● GIVEN REQUEST:
Look through the records below and collect all lines that hold the string "NamedThreadLocal".

+++ TASK DATA +++

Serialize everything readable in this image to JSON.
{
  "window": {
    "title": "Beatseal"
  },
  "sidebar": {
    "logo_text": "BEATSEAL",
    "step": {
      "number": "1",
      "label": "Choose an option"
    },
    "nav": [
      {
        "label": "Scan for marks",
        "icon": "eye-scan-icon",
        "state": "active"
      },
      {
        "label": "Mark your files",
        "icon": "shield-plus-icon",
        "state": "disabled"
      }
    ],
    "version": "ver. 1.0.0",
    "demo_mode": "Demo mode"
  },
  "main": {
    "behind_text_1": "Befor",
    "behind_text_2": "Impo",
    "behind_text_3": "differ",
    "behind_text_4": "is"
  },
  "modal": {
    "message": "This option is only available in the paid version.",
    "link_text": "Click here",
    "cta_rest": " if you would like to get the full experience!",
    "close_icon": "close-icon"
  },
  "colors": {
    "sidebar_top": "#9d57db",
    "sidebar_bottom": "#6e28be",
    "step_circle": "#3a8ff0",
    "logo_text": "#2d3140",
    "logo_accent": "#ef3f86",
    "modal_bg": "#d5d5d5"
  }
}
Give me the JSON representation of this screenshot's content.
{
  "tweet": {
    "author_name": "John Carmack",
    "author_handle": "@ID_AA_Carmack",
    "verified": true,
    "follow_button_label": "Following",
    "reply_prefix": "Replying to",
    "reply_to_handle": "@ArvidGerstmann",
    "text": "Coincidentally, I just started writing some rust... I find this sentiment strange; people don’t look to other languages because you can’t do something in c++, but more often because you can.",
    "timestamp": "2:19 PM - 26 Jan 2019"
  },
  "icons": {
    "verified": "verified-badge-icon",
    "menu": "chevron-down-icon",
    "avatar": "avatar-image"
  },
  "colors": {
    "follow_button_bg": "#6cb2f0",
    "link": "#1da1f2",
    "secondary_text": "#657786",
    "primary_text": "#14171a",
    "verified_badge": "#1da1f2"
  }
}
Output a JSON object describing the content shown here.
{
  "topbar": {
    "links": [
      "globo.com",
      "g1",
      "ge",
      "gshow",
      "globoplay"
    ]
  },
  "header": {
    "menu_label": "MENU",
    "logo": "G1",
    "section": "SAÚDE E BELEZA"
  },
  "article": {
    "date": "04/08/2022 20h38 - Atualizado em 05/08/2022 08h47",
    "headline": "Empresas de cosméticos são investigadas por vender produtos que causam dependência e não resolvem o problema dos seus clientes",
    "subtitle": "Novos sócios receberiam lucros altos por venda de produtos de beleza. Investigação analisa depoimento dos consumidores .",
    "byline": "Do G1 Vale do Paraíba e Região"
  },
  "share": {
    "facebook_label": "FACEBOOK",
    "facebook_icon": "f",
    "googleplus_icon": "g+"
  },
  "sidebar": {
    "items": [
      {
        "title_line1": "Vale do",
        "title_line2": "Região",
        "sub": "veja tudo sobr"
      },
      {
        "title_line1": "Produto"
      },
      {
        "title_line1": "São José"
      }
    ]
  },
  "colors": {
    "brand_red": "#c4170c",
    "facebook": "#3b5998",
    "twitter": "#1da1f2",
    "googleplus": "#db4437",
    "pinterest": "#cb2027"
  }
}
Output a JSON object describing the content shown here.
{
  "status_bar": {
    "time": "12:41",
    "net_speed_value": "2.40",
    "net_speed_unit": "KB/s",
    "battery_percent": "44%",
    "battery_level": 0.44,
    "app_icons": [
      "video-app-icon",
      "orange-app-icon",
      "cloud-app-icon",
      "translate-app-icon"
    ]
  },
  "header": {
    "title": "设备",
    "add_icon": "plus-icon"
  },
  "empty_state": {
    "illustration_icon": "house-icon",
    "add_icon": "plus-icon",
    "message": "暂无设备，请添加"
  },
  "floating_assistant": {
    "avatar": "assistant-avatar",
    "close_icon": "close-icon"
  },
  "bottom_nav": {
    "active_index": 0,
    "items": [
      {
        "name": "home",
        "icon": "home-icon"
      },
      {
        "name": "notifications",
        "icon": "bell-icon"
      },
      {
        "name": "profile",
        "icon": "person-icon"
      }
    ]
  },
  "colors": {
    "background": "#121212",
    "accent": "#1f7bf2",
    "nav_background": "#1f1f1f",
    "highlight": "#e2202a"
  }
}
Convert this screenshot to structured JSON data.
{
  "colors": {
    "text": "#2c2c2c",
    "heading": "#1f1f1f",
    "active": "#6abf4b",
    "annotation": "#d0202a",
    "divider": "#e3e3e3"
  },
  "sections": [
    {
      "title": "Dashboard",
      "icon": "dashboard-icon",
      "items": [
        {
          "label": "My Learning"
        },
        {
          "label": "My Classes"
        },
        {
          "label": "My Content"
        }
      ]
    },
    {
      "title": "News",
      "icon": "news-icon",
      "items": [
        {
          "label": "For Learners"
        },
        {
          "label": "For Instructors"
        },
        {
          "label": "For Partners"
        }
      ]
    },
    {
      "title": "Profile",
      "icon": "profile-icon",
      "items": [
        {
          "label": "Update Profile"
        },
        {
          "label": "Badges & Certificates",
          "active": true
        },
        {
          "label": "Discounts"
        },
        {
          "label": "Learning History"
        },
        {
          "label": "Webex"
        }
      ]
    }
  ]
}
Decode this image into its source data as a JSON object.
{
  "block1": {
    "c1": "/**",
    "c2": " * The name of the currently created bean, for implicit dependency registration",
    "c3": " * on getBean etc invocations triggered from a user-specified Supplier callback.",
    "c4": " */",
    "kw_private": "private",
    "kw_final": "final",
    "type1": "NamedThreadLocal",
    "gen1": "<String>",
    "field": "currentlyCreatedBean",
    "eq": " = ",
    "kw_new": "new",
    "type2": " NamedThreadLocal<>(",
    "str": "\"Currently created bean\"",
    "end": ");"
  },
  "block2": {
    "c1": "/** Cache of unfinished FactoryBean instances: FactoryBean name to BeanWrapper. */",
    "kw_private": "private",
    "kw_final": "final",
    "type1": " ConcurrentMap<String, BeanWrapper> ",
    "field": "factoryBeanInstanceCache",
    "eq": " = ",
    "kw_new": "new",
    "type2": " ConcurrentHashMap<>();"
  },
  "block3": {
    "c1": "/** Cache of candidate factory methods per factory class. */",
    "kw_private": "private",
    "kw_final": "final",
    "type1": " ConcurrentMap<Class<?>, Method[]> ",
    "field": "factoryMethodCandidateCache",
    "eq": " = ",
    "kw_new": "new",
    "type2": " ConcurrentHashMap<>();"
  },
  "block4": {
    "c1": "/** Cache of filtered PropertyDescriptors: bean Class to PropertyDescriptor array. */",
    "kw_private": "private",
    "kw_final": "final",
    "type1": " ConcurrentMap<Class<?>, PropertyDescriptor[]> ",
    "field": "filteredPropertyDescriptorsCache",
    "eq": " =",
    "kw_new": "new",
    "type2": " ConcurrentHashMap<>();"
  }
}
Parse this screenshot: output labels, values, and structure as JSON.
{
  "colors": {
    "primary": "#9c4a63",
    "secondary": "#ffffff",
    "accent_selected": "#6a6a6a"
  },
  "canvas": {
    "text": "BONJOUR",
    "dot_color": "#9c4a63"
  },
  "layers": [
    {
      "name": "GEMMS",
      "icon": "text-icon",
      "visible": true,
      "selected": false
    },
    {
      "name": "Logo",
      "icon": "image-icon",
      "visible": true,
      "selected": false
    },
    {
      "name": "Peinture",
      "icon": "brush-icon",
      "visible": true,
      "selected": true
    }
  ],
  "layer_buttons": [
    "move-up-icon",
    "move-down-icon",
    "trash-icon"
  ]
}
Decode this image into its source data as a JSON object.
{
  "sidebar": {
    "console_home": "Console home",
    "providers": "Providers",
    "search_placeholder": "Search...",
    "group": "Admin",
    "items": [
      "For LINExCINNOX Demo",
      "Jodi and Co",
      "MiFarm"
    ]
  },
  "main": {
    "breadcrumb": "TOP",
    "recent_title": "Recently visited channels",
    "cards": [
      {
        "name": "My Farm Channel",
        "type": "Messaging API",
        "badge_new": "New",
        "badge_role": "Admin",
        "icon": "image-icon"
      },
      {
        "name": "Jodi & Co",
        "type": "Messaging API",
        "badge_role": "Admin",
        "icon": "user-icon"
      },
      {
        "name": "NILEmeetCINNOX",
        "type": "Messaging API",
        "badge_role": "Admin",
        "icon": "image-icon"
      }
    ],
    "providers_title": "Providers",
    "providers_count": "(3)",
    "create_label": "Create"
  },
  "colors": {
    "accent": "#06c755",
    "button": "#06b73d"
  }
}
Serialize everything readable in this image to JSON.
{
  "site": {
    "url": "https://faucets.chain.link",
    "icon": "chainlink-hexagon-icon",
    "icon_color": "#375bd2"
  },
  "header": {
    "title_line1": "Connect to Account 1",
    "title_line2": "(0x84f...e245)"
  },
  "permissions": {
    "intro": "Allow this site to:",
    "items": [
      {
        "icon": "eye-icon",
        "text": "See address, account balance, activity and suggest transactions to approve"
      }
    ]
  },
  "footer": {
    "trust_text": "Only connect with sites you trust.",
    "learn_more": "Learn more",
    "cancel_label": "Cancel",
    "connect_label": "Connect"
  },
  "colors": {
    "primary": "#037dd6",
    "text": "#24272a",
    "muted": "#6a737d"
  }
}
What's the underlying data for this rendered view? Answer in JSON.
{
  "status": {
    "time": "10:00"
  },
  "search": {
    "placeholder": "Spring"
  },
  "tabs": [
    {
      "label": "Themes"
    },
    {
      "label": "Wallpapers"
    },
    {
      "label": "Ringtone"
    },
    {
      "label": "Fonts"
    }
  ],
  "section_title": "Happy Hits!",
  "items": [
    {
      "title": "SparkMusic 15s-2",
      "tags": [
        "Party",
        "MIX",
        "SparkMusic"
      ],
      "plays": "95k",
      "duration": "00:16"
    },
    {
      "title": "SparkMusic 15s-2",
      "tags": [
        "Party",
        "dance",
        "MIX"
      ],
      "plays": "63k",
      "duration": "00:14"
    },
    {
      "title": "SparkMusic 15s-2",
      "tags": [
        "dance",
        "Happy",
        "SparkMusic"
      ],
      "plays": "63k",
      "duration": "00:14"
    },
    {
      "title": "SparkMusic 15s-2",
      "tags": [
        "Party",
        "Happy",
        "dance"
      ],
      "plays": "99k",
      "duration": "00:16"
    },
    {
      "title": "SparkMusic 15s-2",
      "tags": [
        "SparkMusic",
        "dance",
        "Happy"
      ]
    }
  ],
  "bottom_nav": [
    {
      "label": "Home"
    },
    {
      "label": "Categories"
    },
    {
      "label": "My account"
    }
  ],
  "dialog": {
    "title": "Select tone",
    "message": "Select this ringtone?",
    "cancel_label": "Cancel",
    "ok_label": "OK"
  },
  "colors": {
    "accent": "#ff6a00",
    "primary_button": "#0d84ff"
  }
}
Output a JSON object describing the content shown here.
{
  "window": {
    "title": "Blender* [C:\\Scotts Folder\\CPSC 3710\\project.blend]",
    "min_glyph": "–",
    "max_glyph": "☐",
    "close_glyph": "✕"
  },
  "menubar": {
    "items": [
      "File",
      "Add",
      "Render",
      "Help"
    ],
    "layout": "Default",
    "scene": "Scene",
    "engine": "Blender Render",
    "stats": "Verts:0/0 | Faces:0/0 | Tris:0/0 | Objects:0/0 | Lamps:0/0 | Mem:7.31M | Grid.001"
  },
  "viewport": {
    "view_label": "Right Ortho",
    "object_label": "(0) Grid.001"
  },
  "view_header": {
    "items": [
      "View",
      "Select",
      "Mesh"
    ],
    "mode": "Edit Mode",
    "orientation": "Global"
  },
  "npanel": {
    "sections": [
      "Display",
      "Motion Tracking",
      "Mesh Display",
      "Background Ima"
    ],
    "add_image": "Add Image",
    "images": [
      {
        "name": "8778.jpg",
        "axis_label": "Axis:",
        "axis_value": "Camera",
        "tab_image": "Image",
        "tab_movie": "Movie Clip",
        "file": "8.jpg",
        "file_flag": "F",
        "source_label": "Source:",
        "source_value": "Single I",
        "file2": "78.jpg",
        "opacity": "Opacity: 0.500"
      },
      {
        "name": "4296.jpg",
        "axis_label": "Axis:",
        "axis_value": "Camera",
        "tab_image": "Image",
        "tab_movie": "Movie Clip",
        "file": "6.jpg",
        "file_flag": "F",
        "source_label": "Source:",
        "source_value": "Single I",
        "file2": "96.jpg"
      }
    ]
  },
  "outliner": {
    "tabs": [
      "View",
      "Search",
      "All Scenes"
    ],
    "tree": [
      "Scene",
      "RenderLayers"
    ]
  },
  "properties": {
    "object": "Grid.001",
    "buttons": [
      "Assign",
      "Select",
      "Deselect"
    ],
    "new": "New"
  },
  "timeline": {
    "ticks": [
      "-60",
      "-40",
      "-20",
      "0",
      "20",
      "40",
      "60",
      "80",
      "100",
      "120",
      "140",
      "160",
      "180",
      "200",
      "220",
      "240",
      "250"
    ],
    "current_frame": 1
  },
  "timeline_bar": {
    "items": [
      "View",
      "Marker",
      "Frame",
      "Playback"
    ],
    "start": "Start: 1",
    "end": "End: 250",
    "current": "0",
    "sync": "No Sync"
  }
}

+++

● THE COMPLETED TASK:
    "type1": "NamedThreadLocal",
    "type2": " NamedThreadLocal<>(",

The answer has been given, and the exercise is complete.